## Material to process

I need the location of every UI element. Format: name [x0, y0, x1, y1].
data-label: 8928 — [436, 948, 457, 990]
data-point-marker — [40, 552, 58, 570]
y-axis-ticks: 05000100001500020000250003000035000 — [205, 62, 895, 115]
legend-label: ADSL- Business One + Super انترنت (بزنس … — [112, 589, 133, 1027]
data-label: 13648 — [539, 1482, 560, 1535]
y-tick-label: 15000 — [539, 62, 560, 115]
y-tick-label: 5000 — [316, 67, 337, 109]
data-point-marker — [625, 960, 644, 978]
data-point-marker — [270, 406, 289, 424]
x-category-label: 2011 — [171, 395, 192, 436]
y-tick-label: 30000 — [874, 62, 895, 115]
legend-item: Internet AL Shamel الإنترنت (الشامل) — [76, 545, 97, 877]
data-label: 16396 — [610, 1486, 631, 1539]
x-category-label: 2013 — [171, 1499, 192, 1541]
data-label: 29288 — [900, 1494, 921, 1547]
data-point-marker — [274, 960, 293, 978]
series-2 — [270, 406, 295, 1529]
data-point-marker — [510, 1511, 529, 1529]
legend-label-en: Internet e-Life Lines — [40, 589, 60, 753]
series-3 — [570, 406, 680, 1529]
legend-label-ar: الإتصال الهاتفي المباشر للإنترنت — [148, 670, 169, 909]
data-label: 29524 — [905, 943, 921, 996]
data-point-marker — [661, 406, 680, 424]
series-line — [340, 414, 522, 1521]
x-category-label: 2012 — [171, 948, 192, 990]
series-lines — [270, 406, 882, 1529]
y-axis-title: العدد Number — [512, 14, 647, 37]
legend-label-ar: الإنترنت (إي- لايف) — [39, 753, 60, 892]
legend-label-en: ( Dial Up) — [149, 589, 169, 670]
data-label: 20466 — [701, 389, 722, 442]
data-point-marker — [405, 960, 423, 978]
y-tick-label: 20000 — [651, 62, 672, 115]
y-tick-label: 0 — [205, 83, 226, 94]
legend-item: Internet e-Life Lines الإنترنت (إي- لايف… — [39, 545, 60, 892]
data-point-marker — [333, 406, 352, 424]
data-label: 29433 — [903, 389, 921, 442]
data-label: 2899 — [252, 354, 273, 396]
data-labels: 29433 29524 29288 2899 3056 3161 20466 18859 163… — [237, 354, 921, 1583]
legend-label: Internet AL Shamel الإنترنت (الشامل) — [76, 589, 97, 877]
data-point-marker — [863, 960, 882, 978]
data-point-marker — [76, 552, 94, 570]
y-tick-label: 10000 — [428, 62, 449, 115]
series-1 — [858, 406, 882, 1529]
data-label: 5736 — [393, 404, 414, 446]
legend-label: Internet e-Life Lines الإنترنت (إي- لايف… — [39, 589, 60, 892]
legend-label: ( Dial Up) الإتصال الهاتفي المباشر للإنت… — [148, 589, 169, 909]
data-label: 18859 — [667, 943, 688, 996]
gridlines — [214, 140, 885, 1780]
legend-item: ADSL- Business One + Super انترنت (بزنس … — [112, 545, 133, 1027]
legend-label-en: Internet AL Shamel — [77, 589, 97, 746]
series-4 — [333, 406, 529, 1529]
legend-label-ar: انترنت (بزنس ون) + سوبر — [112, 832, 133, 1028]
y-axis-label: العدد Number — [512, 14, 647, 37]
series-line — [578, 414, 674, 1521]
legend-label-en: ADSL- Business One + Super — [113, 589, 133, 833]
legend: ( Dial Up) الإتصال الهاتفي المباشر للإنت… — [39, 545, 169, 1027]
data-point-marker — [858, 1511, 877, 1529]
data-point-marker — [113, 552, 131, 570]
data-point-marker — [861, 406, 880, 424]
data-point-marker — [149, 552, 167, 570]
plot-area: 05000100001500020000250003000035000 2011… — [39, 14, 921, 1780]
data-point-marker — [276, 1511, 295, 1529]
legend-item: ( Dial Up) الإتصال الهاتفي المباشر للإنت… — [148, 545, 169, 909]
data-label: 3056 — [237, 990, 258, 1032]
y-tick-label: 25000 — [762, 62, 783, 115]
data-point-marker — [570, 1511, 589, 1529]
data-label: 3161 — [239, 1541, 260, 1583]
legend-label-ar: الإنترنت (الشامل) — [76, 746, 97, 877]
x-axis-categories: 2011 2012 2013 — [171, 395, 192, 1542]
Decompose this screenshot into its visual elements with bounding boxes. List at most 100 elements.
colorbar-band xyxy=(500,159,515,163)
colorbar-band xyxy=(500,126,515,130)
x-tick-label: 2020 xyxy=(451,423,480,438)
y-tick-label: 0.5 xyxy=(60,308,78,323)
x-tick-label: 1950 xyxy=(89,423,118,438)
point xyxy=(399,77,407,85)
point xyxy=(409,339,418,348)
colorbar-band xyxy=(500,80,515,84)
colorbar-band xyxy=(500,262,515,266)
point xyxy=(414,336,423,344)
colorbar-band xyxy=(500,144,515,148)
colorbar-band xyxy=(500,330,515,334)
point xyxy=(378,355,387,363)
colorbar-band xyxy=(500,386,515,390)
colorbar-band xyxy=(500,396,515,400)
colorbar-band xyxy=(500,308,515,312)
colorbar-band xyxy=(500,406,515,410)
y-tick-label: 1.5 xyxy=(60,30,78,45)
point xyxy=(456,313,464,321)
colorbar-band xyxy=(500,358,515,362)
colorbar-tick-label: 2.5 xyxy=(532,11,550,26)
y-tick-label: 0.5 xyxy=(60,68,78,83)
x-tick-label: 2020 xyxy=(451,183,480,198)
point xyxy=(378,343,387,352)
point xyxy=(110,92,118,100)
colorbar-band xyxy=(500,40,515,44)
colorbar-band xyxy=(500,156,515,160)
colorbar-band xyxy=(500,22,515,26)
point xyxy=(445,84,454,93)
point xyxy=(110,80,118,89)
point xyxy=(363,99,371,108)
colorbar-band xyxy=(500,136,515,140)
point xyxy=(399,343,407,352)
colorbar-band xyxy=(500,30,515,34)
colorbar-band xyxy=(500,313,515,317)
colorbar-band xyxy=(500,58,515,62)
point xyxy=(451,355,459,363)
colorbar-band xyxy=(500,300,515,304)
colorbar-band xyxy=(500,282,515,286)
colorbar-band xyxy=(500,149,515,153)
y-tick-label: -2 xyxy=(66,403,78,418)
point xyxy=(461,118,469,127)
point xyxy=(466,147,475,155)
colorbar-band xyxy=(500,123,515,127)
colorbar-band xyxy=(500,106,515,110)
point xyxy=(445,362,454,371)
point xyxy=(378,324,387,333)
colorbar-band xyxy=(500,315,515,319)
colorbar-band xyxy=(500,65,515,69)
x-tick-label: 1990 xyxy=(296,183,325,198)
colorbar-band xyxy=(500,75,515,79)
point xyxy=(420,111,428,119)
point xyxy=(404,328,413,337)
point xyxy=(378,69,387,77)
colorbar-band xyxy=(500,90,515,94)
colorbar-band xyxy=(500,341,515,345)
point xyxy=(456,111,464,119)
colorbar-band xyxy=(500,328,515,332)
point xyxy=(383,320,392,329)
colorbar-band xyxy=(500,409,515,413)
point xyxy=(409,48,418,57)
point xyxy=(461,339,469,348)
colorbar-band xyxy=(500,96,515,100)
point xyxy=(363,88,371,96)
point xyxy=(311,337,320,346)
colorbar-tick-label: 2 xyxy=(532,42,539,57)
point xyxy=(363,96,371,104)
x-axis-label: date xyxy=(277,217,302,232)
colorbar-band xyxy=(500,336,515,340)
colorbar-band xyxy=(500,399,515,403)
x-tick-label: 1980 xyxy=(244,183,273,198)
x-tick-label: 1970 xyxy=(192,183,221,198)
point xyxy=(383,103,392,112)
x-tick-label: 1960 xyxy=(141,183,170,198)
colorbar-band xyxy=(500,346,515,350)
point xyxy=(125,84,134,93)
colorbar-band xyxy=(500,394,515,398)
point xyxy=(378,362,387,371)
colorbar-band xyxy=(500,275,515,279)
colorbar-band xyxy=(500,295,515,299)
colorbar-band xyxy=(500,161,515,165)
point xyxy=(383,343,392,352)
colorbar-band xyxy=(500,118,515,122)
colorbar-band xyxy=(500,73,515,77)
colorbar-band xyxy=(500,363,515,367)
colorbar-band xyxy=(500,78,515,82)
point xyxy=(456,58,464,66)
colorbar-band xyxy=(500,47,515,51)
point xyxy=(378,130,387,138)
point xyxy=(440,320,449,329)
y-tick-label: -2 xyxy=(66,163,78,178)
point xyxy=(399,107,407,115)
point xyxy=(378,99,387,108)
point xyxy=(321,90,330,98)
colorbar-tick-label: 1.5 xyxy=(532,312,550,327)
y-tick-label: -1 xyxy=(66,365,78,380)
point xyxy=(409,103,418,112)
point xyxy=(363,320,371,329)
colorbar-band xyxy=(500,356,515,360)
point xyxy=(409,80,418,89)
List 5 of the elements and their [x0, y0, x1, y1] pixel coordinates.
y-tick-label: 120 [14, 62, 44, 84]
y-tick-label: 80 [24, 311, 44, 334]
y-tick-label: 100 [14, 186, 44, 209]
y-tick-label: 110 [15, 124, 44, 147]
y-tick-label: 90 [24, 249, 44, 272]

## What you need to do
Could you reproduce the listing verbatim from its first line up to and including the line with "legend-label: ADSL- Business"?

## Answer to this problem
I need the location of every UI element. Format: name [x0, y0, x1, y1].
data-label: 8928 — [436, 948, 457, 990]
data-point-marker — [40, 552, 58, 570]
y-axis-ticks: 05000100001500020000250003000035000 — [205, 62, 895, 115]
legend-label: ADSL- Business One + Super انترنت (بزنس … — [112, 589, 133, 1027]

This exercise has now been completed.